DIRECTIONS FOR THIS TASK >> State how many lines hold the string "upper". Give the number and nothing else.

☆ ☆ ☆ ☆ ☆ ☆ ☆

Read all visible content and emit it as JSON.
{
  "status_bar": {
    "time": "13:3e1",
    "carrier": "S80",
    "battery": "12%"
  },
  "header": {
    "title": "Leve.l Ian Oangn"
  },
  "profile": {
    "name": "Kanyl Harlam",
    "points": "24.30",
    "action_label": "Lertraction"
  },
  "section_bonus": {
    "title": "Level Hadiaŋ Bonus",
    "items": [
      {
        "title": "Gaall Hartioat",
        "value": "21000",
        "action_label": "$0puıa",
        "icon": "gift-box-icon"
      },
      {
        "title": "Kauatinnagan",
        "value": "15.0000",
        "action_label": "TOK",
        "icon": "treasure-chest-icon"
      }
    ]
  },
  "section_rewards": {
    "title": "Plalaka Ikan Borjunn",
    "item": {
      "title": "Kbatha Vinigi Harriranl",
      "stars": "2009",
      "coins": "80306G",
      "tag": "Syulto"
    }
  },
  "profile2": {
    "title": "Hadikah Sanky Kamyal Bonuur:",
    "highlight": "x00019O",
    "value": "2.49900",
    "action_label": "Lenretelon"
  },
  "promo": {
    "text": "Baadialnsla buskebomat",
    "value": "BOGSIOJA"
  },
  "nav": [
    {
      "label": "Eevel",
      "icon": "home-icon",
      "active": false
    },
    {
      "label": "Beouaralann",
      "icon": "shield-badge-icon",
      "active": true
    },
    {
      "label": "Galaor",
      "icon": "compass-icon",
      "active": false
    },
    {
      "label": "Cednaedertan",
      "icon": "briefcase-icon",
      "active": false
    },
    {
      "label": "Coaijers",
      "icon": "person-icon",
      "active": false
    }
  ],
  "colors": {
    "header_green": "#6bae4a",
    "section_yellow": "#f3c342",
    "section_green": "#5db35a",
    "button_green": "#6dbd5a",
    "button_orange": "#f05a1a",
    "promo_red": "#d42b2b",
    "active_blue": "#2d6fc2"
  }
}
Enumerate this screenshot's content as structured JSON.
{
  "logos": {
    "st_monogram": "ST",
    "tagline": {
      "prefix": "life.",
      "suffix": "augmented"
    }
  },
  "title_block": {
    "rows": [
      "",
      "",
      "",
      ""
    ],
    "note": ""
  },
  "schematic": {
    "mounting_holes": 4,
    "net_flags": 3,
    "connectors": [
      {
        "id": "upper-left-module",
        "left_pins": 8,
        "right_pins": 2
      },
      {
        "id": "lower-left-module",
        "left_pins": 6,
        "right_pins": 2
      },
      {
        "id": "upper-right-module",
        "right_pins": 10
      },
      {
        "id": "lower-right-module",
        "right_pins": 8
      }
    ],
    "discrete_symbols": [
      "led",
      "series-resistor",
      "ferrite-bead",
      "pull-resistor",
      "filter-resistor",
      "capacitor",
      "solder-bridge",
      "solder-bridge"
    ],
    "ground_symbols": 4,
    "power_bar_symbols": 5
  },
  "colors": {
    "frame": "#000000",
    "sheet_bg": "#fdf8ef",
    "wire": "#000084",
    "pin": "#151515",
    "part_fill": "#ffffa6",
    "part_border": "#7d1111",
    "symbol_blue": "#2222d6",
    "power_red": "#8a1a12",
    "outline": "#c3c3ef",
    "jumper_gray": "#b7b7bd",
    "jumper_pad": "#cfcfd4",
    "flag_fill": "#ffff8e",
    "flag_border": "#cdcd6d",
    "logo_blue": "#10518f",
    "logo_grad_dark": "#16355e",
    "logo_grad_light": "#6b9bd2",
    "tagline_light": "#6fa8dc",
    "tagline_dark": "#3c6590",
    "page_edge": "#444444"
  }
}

☆ ☆ ☆ ☆ ☆ ☆ ☆

RESPONSE TO THIS TASK >> 2